Short task.
Track down every line below that holds "text" and copy it.

Stored records.
++++++++

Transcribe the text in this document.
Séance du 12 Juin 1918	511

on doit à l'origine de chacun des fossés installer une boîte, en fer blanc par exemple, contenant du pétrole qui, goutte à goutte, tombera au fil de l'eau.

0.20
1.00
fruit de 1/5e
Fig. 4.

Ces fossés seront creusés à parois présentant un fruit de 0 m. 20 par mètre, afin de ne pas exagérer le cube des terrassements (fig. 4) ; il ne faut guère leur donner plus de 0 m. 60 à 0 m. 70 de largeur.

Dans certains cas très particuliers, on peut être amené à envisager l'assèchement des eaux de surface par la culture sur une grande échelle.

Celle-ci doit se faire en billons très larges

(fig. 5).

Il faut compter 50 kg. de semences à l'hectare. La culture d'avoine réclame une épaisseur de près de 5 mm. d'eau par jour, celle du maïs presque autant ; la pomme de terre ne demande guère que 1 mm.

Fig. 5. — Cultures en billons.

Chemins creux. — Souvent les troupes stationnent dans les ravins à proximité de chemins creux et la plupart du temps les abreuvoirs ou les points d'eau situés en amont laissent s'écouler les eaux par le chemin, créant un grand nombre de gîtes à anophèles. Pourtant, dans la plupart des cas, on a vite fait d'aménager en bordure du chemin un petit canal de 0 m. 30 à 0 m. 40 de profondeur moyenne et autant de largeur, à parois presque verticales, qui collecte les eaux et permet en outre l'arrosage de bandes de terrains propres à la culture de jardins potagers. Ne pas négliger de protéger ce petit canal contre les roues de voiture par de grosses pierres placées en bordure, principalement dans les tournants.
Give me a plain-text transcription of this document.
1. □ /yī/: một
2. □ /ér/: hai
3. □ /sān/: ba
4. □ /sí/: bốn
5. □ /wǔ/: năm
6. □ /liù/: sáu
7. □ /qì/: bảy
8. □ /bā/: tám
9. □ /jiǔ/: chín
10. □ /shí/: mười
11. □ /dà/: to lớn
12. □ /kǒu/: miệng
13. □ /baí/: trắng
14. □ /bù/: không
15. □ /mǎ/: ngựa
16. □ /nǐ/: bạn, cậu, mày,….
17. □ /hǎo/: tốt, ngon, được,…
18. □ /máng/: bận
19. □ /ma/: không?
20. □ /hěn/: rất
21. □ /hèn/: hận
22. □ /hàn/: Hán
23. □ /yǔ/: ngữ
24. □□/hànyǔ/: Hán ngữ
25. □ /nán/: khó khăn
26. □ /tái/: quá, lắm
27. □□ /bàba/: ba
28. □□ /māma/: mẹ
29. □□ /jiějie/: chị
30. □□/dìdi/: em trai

++++++++

Task answer.
Transcribe the text in this document.
Give me a plain-text transcription of this document.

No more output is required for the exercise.